From the listing below, return each line that includes "bilancio".
-- Begin DATA EXCERPTS --
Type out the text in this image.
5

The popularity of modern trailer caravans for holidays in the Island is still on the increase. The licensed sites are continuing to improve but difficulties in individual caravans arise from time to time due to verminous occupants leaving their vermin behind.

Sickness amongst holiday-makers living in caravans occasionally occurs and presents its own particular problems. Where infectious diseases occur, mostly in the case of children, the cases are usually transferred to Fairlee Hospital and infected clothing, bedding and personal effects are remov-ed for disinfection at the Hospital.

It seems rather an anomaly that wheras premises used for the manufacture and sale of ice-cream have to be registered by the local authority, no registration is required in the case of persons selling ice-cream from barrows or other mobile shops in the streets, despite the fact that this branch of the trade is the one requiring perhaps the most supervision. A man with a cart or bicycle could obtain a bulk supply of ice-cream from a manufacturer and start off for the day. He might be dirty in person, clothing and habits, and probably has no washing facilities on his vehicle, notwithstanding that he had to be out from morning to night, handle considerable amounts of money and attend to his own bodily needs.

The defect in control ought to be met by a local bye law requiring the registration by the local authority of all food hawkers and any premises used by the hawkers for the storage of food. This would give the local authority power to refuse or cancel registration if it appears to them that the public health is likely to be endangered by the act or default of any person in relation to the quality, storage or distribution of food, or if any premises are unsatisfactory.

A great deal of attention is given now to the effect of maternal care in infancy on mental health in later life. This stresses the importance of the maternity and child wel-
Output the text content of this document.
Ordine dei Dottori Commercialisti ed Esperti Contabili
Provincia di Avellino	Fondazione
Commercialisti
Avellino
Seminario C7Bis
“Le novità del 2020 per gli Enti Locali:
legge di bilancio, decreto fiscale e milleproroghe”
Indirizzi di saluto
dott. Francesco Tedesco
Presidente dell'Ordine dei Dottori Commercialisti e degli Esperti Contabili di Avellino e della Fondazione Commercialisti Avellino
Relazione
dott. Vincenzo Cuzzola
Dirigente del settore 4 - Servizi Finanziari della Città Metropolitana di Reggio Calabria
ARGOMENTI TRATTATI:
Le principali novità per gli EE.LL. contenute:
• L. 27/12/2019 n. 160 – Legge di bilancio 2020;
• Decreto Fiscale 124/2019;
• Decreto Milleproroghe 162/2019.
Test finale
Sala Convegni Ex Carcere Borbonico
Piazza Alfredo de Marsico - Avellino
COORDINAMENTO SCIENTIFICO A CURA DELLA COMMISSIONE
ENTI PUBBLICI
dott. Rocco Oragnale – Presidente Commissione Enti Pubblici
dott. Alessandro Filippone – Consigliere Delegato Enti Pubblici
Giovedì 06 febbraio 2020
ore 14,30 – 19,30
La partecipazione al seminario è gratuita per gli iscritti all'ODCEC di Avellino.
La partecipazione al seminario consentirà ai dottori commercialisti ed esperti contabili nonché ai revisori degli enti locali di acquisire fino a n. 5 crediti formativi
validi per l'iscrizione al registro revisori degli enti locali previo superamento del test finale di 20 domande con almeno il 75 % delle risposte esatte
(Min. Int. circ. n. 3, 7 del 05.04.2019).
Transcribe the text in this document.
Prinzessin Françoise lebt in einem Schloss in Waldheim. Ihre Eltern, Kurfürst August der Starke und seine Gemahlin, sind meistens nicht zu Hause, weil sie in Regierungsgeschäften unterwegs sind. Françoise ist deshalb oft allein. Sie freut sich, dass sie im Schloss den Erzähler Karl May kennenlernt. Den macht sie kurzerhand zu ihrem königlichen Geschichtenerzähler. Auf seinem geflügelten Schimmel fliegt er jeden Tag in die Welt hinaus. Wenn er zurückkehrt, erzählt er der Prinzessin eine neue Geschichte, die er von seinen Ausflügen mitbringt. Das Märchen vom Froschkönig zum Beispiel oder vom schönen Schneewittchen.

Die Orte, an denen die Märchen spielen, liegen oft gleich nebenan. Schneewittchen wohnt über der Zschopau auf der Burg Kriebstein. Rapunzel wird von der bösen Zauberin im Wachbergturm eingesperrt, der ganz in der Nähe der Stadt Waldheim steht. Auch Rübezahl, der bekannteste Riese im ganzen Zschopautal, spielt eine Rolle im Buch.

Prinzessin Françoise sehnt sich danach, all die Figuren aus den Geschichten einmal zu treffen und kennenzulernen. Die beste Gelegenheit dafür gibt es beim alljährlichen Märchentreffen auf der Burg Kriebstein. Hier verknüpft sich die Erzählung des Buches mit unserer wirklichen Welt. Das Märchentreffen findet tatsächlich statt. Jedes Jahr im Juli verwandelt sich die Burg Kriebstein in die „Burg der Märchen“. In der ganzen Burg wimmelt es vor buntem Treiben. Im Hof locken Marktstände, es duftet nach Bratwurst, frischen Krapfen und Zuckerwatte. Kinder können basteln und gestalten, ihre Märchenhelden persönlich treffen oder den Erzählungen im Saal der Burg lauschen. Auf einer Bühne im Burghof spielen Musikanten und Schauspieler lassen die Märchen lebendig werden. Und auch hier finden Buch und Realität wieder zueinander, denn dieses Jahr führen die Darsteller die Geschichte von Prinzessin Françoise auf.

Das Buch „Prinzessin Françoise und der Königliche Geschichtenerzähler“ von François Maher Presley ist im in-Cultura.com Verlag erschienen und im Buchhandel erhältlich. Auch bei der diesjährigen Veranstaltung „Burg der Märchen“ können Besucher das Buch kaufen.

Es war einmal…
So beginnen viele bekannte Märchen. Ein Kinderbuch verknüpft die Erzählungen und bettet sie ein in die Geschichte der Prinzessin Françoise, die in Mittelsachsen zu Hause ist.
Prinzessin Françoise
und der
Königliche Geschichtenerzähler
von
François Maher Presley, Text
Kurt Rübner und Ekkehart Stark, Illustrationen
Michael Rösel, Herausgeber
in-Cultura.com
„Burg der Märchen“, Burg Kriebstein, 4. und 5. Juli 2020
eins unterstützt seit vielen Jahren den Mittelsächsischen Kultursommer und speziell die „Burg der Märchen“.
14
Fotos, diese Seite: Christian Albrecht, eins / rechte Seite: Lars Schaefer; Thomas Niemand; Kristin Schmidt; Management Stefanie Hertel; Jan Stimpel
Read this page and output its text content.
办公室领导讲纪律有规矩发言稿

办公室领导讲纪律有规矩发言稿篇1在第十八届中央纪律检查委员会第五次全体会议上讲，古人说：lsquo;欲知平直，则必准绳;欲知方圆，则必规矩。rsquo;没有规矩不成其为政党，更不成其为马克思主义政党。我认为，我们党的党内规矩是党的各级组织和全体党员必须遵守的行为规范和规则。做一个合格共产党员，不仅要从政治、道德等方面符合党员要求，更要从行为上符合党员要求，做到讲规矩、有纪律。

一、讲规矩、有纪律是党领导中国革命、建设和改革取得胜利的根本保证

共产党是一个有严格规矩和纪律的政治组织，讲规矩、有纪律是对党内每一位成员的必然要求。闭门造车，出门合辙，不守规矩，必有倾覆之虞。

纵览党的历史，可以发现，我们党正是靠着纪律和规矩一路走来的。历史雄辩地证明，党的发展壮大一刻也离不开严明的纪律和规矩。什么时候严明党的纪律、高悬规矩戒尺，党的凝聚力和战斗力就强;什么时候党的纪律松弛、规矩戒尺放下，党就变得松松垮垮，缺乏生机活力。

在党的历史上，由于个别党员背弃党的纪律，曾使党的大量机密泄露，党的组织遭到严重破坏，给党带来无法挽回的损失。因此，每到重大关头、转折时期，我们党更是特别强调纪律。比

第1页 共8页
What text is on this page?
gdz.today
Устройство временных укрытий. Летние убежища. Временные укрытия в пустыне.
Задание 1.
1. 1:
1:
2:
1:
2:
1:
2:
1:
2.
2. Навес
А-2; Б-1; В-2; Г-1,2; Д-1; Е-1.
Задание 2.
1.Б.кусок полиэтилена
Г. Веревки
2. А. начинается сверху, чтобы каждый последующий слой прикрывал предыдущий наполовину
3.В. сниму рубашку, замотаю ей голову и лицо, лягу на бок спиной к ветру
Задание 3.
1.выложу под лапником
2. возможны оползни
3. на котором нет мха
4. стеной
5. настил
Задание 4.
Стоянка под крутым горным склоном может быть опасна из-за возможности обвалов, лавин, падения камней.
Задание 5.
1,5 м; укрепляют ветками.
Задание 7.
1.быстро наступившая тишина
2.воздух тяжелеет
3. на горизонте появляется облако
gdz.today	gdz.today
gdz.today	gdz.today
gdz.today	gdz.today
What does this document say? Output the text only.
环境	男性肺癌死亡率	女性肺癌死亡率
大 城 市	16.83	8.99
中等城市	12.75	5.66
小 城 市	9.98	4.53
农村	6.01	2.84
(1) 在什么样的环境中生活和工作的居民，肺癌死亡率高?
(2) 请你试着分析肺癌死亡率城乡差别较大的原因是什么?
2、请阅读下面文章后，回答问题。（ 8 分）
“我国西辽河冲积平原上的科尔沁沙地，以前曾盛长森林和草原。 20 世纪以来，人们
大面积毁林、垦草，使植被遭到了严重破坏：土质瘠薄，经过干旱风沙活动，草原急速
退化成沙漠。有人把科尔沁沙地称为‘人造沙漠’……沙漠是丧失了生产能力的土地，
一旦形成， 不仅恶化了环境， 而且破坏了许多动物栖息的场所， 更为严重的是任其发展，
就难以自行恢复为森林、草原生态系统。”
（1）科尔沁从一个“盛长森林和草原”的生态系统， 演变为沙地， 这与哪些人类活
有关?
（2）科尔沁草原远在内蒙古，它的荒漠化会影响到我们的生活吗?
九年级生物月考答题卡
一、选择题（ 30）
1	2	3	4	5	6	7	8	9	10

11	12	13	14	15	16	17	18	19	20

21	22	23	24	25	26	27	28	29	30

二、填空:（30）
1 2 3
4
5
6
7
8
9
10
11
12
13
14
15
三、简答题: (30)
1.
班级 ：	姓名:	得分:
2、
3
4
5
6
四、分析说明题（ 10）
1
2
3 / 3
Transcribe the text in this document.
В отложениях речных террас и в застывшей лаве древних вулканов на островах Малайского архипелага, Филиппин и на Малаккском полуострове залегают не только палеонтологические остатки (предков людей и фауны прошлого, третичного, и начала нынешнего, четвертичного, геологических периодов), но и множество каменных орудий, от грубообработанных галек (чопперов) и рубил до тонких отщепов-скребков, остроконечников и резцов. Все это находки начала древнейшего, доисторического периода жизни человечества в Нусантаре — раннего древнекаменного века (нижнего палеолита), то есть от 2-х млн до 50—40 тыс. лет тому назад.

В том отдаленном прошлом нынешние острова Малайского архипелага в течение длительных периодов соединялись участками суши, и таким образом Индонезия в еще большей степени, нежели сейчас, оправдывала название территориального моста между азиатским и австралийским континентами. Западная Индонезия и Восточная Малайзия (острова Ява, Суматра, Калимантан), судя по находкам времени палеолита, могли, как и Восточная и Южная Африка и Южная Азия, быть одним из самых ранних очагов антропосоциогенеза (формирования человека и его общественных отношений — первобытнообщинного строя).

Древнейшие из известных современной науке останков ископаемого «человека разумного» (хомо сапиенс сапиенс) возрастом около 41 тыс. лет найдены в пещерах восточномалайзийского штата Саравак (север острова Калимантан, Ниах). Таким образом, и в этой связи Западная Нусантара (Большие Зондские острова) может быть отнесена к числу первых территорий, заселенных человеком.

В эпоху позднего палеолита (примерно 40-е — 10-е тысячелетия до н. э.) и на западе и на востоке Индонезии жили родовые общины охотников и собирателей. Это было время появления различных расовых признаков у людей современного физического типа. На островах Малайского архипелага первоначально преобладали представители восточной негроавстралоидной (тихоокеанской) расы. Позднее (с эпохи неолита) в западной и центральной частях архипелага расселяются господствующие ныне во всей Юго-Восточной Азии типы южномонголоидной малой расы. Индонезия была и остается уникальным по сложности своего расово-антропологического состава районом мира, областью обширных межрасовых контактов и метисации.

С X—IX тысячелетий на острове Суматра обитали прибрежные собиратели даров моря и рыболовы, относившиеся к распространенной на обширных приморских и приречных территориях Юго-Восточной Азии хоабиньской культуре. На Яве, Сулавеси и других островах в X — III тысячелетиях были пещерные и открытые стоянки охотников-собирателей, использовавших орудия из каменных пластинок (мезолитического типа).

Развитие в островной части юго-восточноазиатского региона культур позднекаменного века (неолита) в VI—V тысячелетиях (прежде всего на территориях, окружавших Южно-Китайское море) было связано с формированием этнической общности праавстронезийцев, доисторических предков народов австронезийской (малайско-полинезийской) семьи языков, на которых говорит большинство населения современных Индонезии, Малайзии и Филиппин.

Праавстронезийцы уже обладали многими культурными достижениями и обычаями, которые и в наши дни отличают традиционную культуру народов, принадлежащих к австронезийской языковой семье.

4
-- End DATA EXCERPTS --
__EXPECTED ANSWER__:
legge di bilancio, decreto fiscale e milleproroghe”
• L. 27/12/2019 n. 160 – Legge di bilancio 2020;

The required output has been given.